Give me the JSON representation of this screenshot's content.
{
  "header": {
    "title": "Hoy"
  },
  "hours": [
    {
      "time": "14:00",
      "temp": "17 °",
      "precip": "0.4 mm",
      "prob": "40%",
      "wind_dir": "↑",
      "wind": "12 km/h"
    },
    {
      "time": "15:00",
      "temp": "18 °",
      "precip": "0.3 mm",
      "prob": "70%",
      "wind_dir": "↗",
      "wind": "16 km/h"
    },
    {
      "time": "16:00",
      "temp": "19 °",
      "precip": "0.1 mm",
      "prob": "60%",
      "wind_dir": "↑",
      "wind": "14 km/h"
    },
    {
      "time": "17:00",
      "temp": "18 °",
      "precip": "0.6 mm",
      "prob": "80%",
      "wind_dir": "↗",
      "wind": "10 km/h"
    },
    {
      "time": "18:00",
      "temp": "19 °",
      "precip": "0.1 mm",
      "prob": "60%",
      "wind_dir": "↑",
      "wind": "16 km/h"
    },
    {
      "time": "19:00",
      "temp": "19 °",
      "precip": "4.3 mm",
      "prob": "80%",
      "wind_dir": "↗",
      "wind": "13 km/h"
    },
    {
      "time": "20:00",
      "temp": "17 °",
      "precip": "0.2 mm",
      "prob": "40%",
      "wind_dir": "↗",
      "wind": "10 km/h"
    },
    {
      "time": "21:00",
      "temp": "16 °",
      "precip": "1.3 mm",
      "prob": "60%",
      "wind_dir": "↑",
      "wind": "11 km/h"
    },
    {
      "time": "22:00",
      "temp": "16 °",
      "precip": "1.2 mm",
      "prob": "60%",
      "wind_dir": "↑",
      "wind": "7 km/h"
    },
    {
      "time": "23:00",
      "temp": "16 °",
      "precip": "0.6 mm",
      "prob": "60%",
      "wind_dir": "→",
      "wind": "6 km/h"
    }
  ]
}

○ ○ ○ ○ ○ ○ ○

Scan the lines for the string "precip". Copy out each line that matches.

      "precip": "0.4 mm",
      "precip": "0.3 mm",
      "precip": "0.1 mm",
      "precip": "0.6 mm",
      "precip": "0.1 mm",
      "precip": "4.3 mm",
      "precip": "0.2 mm",
      "precip": "1.3 mm",
      "precip": "1.2 mm",
      "precip": "0.6 mm",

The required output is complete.